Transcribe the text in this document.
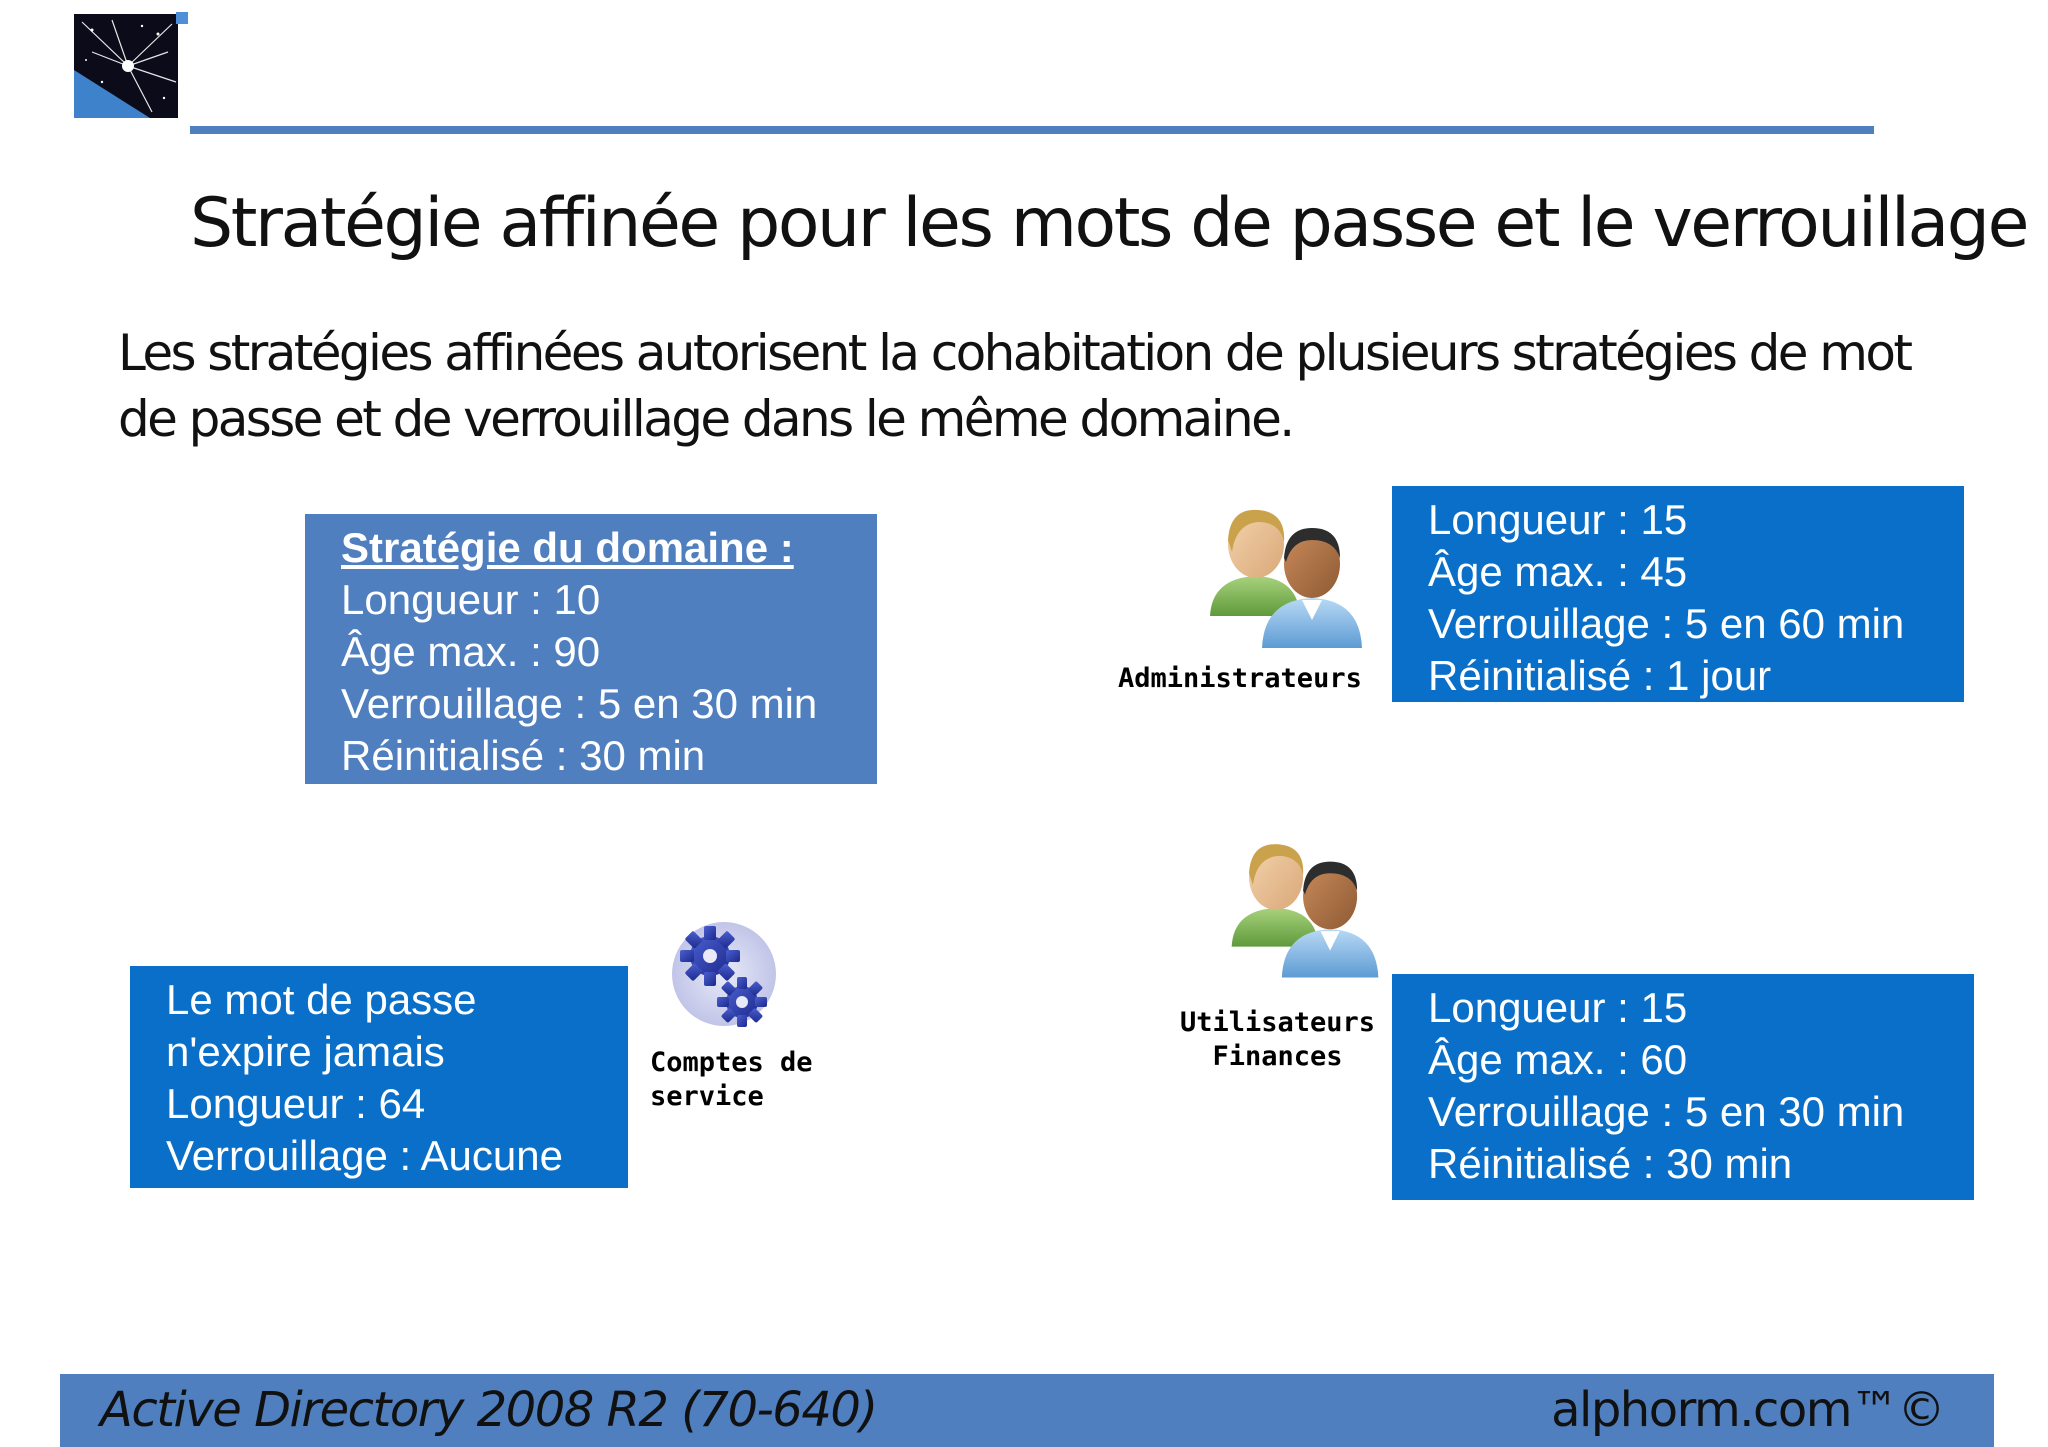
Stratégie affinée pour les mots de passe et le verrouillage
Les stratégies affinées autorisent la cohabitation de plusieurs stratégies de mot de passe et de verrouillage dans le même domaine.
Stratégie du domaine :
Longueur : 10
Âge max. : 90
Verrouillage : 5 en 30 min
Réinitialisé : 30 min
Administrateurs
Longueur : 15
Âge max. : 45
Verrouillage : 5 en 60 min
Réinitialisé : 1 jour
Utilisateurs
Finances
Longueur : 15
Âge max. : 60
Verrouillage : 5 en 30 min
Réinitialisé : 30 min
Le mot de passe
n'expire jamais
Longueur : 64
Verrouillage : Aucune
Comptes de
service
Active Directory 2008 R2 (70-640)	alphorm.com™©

⁂

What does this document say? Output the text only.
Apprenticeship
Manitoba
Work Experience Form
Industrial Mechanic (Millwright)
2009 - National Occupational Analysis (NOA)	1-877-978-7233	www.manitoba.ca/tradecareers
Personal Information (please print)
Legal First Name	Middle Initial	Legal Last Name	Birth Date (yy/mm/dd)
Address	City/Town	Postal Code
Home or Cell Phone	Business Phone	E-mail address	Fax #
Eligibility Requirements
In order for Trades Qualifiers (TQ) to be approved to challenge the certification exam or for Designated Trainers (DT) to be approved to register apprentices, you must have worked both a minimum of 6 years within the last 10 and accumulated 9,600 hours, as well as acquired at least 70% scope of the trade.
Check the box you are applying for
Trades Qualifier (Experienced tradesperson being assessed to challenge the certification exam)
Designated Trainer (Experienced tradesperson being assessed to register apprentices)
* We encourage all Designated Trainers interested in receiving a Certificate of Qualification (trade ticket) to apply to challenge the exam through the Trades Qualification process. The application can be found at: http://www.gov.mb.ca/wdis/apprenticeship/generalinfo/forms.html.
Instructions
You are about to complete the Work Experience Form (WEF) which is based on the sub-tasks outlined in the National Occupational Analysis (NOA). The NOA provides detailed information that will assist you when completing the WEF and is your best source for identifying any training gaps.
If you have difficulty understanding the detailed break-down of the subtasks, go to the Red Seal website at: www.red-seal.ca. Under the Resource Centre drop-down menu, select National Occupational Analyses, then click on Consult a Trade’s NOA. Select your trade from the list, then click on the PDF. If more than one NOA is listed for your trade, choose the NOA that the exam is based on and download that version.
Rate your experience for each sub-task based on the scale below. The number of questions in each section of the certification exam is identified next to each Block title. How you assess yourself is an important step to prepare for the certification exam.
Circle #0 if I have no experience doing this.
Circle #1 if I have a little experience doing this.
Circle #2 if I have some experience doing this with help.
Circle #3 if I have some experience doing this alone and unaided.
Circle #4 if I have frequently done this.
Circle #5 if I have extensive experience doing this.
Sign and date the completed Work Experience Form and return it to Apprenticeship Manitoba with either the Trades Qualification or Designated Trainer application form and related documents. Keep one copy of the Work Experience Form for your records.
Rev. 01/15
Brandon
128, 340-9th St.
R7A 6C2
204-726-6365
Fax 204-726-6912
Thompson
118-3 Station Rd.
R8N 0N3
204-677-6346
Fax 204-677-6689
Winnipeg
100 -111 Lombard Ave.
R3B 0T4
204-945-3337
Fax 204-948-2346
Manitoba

⁂

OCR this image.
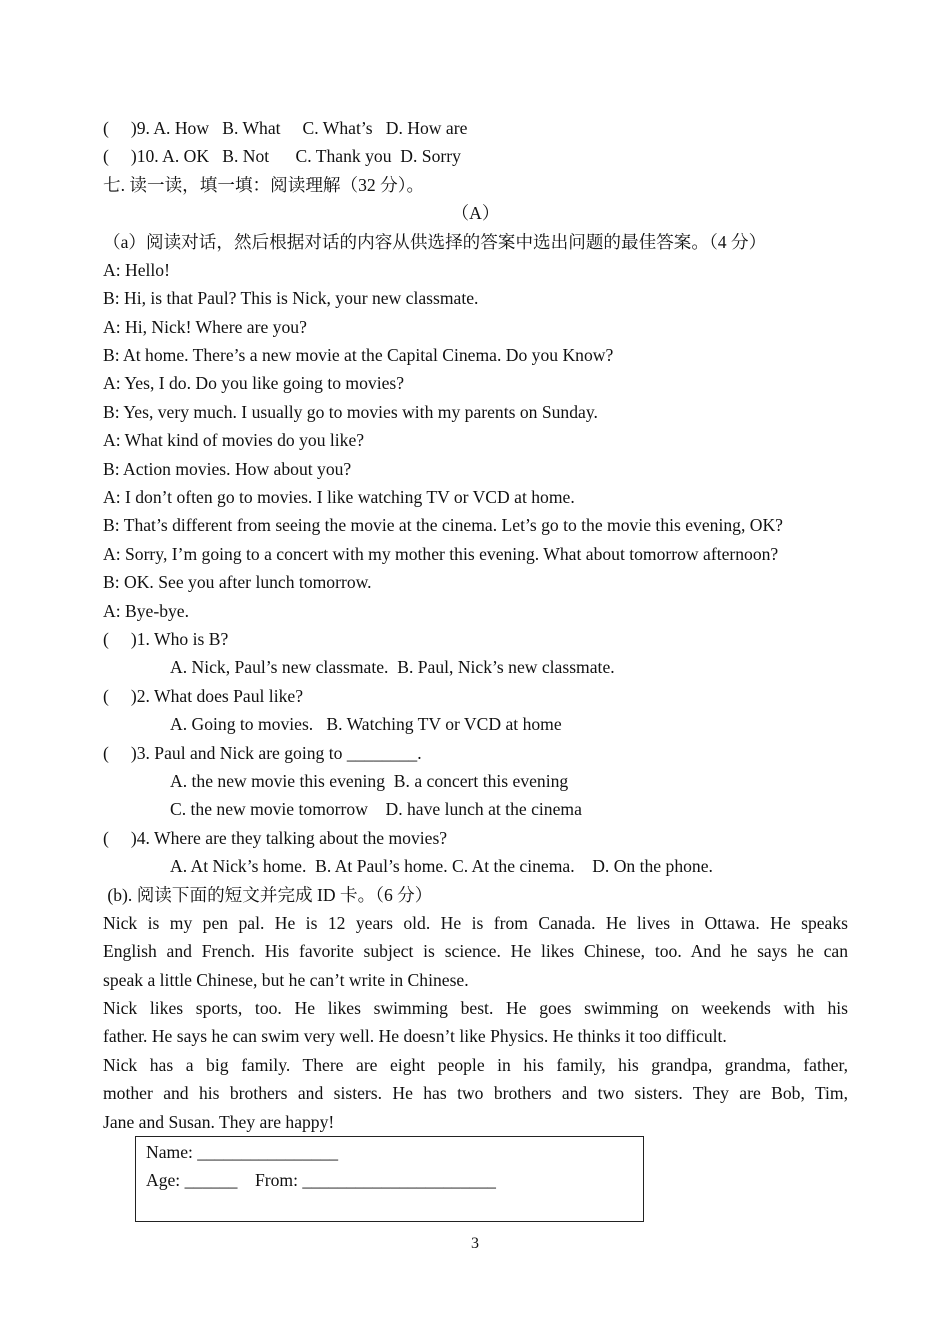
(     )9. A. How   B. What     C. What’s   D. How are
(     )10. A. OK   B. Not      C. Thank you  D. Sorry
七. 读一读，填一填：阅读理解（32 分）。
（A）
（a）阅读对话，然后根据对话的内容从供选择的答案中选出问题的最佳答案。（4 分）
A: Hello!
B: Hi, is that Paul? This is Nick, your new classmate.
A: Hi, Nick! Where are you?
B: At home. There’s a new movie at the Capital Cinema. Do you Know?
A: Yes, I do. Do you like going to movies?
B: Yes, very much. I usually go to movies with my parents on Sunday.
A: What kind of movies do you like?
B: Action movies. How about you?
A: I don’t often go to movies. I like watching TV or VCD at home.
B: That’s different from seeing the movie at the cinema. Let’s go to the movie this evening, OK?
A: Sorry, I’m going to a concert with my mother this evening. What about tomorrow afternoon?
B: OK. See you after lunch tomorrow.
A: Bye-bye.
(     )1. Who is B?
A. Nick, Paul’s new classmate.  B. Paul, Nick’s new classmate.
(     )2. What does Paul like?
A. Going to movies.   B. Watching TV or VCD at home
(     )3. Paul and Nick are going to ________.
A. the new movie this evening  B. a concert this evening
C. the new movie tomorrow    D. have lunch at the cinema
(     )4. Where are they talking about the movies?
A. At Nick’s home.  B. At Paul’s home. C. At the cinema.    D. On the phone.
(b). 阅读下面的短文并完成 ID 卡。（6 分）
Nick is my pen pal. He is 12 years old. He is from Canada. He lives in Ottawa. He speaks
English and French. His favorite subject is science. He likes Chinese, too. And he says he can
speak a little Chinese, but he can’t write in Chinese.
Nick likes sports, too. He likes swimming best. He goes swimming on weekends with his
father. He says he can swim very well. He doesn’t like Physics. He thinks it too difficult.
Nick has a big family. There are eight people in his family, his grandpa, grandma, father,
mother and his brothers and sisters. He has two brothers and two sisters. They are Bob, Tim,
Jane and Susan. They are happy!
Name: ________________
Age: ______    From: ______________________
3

⁂

• WHAT NEEDS TO BE DONE: Look through the data above. Each line containing the word "classmate" needs to be copied.

• RESULT:
B: Hi, is that Paul? This is Nick, your new classmate.
A. Nick, Paul’s new classmate.  B. Paul, Nick’s new classmate.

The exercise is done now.